What is expected –
All entries must be extracted exactly, with nothing added or dropped.

Data supplied –
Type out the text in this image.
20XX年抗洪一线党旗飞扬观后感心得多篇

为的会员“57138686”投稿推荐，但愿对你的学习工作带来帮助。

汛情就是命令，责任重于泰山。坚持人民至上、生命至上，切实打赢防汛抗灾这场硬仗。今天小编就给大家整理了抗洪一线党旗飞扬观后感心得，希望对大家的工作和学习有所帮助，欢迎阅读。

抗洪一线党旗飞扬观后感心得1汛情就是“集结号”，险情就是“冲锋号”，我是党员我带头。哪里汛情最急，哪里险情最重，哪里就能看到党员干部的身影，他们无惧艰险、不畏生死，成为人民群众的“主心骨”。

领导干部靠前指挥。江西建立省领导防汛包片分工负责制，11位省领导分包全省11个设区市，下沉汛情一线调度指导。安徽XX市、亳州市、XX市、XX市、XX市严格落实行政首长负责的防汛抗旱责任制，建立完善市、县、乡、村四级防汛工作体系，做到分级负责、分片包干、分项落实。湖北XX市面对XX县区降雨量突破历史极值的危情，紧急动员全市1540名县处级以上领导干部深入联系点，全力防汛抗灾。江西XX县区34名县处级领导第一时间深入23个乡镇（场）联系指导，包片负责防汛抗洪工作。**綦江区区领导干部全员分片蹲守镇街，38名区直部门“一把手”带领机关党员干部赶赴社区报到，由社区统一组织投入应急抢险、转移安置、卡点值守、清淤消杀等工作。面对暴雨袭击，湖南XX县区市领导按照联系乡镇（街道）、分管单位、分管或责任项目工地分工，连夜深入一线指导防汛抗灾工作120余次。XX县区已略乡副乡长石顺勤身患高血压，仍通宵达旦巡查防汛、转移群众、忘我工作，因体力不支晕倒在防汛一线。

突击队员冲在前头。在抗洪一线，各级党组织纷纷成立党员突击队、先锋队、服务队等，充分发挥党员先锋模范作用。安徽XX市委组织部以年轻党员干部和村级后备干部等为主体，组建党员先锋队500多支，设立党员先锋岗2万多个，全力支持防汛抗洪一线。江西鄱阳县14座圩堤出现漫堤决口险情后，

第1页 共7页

Solution to this problem –
Type out the text in this image.
20XX年抗洪一线党旗飞扬观后感心得多篇

为的会员“57138686”投稿推荐，但愿对你的学习工作带来帮助。

汛情就是命令，责任重于泰山。坚持人民至上、生命至上，切实打赢防汛抗灾这场硬仗。今天小编就给大家整理了抗洪一线党旗飞扬观后感心得，希望对大家的工作和学习有所帮助，欢迎阅读。

抗洪一线党旗飞扬观后感心得1汛情就是“集结号”，险情就是“冲锋号”，我是党员我带头。哪里汛情最急，哪里险情最重，哪里就能看到党员干部的身影，他们无惧艰险、不畏生死，成为人民群众的“主心骨”。

领导干部靠前指挥。江西建立省领导防汛包片分工负责制，11位省领导分包全省11个设区市，下沉汛情一线调度指导。安徽XX市、亳州市、XX市、XX市、XX市严格落实行政首长负责的防汛抗旱责任制，建立完善市、县、乡、村四级防汛工作体系，做到分级负责、分片包干、分项落实。湖北XX市面对XX县区降雨量突破历史极值的危情，紧急动员全市1540名县处级以上领导干部深入联系点，全力防汛抗灾。江西XX县区34名县处级领导第一时间深入23个乡镇（场）联系指导，包片负责防汛抗洪工作。**綦江区区领导干部全员分片蹲守镇街，38名区直部门“一把手”带领机关党员干部赶赴社区报到，由社区统一组织投入应急抢险、转移安置、卡点值守、清淤消杀等工作。面对暴雨袭击，湖南XX县区市领导按照联系乡镇（街道）、分管单位、分管或责任项目工地分工，连夜深入一线指导防汛抗灾工作120余次。XX县区已略乡副乡长石顺勤身患高血压，仍通宵达旦巡查防汛、转移群众、忘我工作，因体力不支晕倒在防汛一线。

突击队员冲在前头。在抗洪一线，各级党组织纷纷成立党员突击队、先锋队、服务队等，充分发挥党员先锋模范作用。安徽XX市委组织部以年轻党员干部和村级后备干部等为主体，组建党员先锋队500多支，设立党员先锋岗2万多个，全力支持防汛抗洪一线。江西鄱阳县14座圩堤出现漫堤决口险情后，

第1页 共7页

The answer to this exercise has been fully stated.